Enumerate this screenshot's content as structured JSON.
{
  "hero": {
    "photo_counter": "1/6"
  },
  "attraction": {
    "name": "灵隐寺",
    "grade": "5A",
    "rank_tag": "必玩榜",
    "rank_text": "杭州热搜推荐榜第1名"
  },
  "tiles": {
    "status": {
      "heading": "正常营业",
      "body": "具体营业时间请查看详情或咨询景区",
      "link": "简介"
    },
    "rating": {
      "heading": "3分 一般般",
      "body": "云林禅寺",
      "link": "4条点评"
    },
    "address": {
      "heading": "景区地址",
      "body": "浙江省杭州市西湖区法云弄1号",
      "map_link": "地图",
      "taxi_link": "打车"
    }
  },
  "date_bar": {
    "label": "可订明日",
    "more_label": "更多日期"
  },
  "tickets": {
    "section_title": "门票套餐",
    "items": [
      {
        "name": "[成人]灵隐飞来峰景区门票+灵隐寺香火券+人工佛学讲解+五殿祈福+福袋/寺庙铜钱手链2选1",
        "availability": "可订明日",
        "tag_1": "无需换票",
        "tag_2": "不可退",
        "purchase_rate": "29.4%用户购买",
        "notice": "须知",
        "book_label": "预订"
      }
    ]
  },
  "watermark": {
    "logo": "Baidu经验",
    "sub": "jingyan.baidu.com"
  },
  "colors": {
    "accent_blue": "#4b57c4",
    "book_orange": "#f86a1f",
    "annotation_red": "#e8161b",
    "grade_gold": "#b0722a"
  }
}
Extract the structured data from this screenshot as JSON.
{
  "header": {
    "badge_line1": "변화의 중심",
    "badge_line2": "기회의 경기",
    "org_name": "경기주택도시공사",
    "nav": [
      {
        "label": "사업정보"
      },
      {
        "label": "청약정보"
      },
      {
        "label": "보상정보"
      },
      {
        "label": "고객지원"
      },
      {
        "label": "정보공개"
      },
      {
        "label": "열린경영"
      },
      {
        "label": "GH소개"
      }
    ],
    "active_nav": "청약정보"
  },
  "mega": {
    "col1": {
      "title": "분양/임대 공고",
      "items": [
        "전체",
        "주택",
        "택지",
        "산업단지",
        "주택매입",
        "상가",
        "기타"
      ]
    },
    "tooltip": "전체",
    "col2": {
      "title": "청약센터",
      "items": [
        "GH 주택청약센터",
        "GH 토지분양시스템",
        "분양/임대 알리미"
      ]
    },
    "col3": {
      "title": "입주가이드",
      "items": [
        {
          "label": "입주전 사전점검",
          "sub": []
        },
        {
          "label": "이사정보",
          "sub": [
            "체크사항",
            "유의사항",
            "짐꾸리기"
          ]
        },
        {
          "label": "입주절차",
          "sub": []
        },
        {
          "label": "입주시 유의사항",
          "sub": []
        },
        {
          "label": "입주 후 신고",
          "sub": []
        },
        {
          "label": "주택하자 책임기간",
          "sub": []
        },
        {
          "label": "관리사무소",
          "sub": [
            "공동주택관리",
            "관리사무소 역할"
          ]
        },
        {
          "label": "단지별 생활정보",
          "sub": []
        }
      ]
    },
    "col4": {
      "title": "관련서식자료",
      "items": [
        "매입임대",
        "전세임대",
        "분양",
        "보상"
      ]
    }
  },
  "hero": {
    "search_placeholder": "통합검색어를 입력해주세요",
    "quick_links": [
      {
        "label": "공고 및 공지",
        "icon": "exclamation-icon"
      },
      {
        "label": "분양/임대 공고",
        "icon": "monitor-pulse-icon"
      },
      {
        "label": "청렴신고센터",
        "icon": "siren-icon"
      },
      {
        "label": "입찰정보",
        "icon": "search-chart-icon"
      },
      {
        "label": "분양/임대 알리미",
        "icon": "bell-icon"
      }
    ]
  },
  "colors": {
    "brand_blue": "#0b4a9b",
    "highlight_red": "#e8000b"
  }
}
:::
Check every line of the data above for the string "this", and copy those that have it.

Enumerate this screenshot's content as structured JSON.
Extract the structured data from this screenshot as JSON.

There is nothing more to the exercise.